_YOUR OBJECTIVE_. From the listing below, pull out every line where the string "convient" appears.

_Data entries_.
+ + + + +

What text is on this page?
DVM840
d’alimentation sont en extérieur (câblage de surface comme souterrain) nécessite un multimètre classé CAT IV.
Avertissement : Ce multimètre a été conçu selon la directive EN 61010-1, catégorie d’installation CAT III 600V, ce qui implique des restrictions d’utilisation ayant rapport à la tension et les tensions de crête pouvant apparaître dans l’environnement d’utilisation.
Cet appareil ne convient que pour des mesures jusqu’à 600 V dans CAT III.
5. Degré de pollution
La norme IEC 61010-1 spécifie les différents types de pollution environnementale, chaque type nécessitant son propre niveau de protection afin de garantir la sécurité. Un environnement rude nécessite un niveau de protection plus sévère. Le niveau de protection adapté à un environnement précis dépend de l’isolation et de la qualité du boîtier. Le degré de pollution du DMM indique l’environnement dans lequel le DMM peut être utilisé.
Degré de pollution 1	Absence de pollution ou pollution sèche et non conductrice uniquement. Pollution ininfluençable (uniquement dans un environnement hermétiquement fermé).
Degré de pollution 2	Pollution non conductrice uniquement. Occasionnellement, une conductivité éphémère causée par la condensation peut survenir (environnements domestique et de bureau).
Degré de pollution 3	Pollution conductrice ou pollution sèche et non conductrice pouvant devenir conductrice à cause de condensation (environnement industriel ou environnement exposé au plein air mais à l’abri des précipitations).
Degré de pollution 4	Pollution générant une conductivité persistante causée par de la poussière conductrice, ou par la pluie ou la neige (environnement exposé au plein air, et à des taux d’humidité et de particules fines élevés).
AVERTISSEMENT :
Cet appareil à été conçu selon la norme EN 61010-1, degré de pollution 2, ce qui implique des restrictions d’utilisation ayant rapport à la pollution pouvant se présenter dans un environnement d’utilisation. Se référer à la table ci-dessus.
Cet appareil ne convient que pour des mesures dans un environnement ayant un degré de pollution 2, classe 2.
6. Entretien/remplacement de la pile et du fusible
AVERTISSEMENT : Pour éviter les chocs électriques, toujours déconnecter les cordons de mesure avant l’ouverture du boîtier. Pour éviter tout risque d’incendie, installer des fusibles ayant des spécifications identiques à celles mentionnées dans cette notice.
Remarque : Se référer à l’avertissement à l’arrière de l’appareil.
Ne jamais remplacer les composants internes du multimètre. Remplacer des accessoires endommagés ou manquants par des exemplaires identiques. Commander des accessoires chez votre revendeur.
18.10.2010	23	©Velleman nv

+ + + + +

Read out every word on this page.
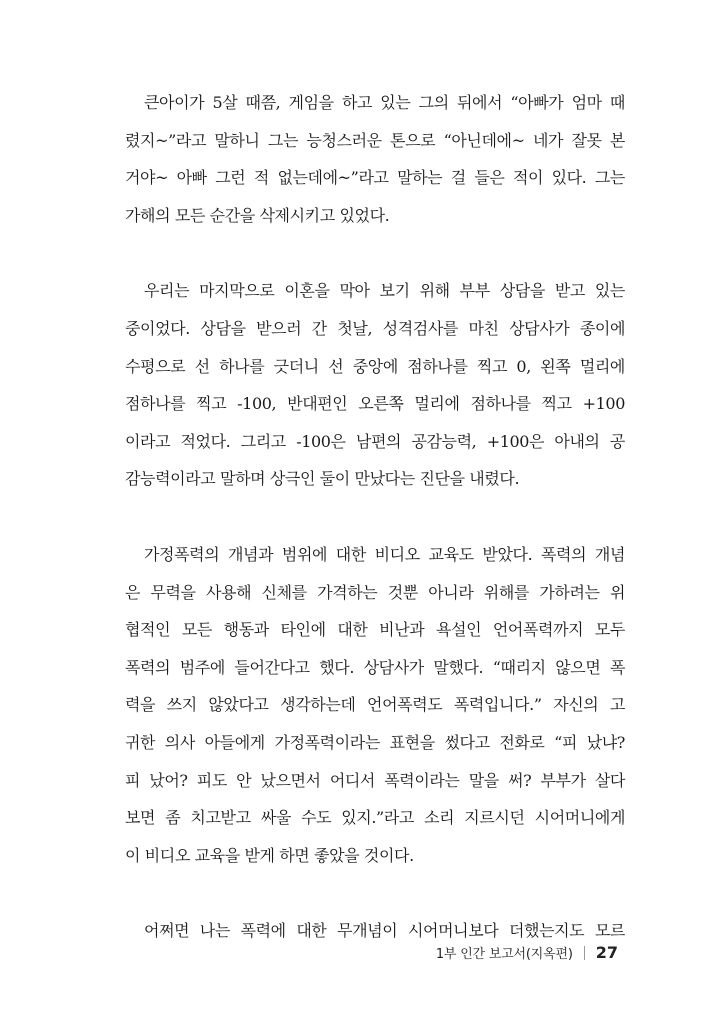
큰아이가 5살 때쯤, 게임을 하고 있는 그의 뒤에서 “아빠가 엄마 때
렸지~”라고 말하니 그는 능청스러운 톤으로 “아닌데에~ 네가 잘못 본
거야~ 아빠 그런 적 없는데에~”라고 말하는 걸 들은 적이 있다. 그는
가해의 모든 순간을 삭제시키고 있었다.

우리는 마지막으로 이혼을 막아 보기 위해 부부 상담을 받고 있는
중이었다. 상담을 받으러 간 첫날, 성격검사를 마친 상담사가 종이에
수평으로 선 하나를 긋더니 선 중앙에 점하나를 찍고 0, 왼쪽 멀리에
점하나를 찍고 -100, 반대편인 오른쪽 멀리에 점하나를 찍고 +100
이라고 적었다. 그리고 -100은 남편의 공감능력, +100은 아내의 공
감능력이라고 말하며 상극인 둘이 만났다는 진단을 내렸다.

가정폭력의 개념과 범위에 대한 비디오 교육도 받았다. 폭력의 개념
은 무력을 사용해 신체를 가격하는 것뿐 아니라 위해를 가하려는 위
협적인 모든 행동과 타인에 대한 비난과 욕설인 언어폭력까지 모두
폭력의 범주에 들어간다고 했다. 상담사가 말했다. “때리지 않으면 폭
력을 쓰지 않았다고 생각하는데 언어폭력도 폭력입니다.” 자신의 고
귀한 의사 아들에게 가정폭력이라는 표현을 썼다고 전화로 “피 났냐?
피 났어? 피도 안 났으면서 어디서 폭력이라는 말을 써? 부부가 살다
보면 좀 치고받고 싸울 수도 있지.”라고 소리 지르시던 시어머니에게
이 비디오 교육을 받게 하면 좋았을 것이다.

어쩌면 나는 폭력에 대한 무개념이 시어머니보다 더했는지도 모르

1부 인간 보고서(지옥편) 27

+ + + + +

_THE COMPLETED TASK_.
Cet appareil ne convient que pour des mesures jusqu’à 600 V dans CAT III.
Cet appareil ne convient que pour des mesures dans un environnement ayant un degré de pollution 2, classe 2.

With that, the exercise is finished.